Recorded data
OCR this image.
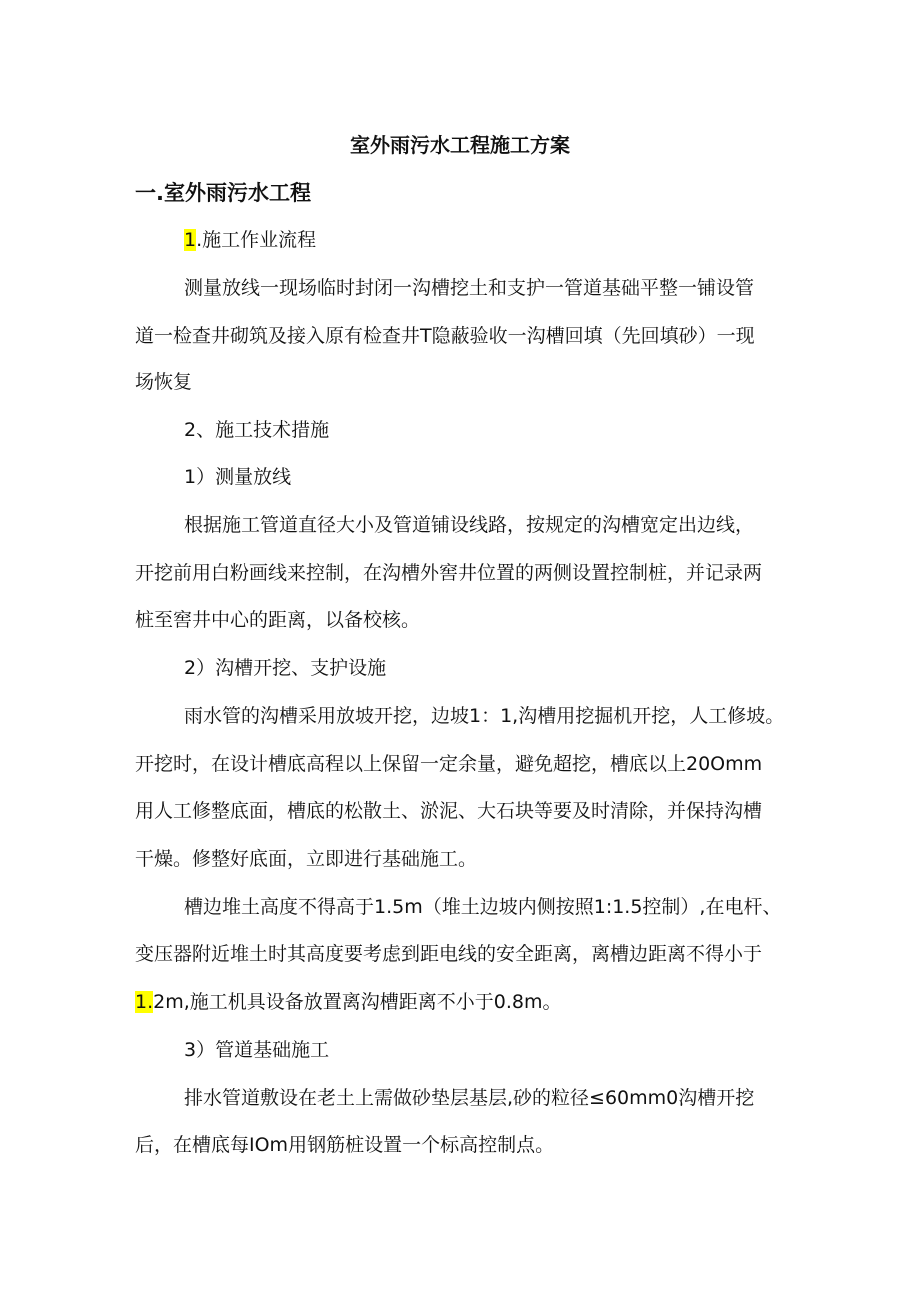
室外雨污水工程施工方案
一.室外雨污水工程
1.施工作业流程
测量放线一现场临时封闭一沟槽挖土和支护一管道基础平整一铺设管
道一检查井砌筑及接入原有检查井T隐蔽验收一沟槽回填（先回填砂）一现
场恢复
2、施工技术措施
1）测量放线
根据施工管道直径大小及管道铺设线路，按规定的沟槽宽定出边线，
开挖前用白粉画线来控制，在沟槽外窖井位置的两侧设置控制桩，并记录两
桩至窖井中心的距离，以备校核。
2）沟槽开挖、支护设施
雨水管的沟槽采用放坡开挖，边坡1：1,沟槽用挖掘机开挖，人工修坡。
开挖时，在设计槽底高程以上保留一定余量，避免超挖，槽底以上20Omm
用人工修整底面，槽底的松散土、淤泥、大石块等要及时清除，并保持沟槽
干燥。修整好底面，立即进行基础施工。
槽边堆土高度不得高于1.5m（堆土边坡内侧按照1:1.5控制）,在电杆、
变压器附近堆土时其高度要考虑到距电线的安全距离，离槽边距离不得小于
1.2m,施工机具设备放置离沟槽距离不小于0.8m。
3）管道基础施工
排水管道敷设在老土上需做砂垫层基层,砂的粒径≤60mm0沟槽开挖
后，在槽底每IOm用钢筋桩设置一个标高控制点。
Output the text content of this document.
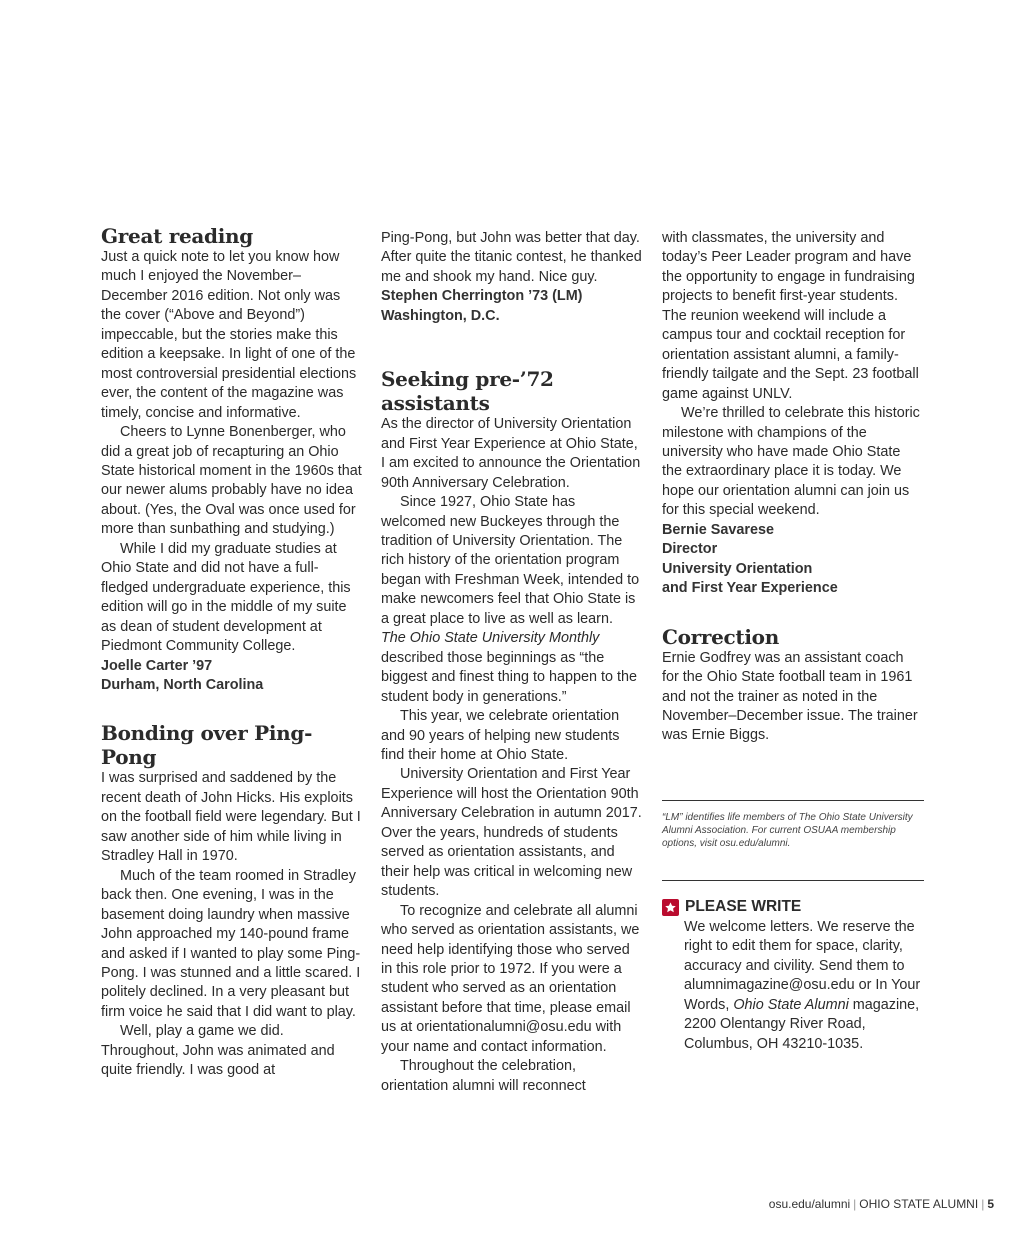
Great reading

Just a quick note to let you know how much I enjoyed the November–December 2016 edition. Not only was the cover (“Above and Beyond”) impeccable, but the stories make this edition a keepsake. In light of one of the most controversial presidential elections ever, the content of the magazine was timely, concise and informative.

Cheers to Lynne Bonenberger, who did a great job of recapturing an Ohio State historical moment in the 1960s that our newer alums probably have no idea about. (Yes, the Oval was once used for more than sunbathing and studying.)

While I did my graduate studies at Ohio State and did not have a full-fledged undergraduate experience, this edition will go in the middle of my suite as dean of student development at Piedmont Community College.

Joelle Carter ’97

Durham, North Carolina

Bonding over Ping-Pong

I was surprised and saddened by the recent death of John Hicks. His exploits on the football field were legendary. But I saw another side of him while living in Stradley Hall in 1970.

Much of the team roomed in Stradley back then. One evening, I was in the basement doing laundry when massive John approached my 140-pound frame and asked if I wanted to play some Ping-Pong. I was stunned and a little scared. I politely declined. In a very pleasant but firm voice he said that I did want to play.

Well, play a game we did. Throughout, John was animated and quite friendly. I was good at

Ping-Pong, but John was better that day. After quite the titanic contest, he thanked me and shook my hand. Nice guy.

Stephen Cherrington ’73 (LM)

Washington, D.C.

Seeking pre-’72 assistants

As the director of University Orientation and First Year Experience at Ohio State, I am excited to announce the Orientation 90th Anniversary Celebration.

Since 1927, Ohio State has welcomed new Buckeyes through the tradition of University Orientation. The rich history of the orientation program began with Freshman Week, intended to make newcomers feel that Ohio State is a great place to live as well as learn.

The Ohio State University Monthly described those beginnings as “the biggest and finest thing to happen to the student body in generations.”

This year, we celebrate orientation and 90 years of helping new students find their home at Ohio State.

University Orientation and First Year Experience will host the Orientation 90th Anniversary Celebration in autumn 2017. Over the years, hundreds of students served as orientation assistants, and their help was critical in welcoming new students.

To recognize and celebrate all alumni who served as orientation assistants, we need help identifying those who served in this role prior to 1972. If you were a student who served as an orientation assistant before that time, please email us at orientationalumni@osu.edu with your name and contact information.

Throughout the celebration, orientation alumni will reconnect

with classmates, the university and today’s Peer Leader program and have the opportunity to engage in fundraising projects to benefit first-year students. The reunion weekend will include a campus tour and cocktail reception for orientation assistant alumni, a family-friendly tailgate and the Sept. 23 football game against UNLV.

We’re thrilled to celebrate this historic milestone with champions of the university who have made Ohio State the extraordinary place it is today. We hope our orientation alumni can join us for this special weekend.

Bernie Savarese

Director

University Orientation

and First Year Experience

Correction

Ernie Godfrey was an assistant coach for the Ohio State football team in 1961 and not the trainer as noted in the November–December issue. The trainer was Ernie Biggs.

“LM” identifies life members of The Ohio State University Alumni Association. For current OSUAA membership options, visit osu.edu/alumni.
PLEASE WRITE

We welcome letters. We reserve the right to edit them for space, clarity, accuracy and civility. Send them to alumnimagazine@osu.edu or In Your Words, Ohio State Alumni magazine, 2200 Olentangy River Road, Columbus, OH 43210-1035.

osu.edu/alumni | OHIO STATE ALUMNI | 5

> STATED TASK: Check each line above for "Anniversary" and return the ones that have it.

> FINISHED ANSWER:
As the director of University Orientation and First Year Experience at Ohio State, I am excited to announce the Orientation 90th Anniversary Celebration.
University Orientation and First Year Experience will host the Orientation 90th Anniversary Celebration in autumn 2017. Over the years, hundreds of students served as orientation assistants, and their help was critical in welcoming new students.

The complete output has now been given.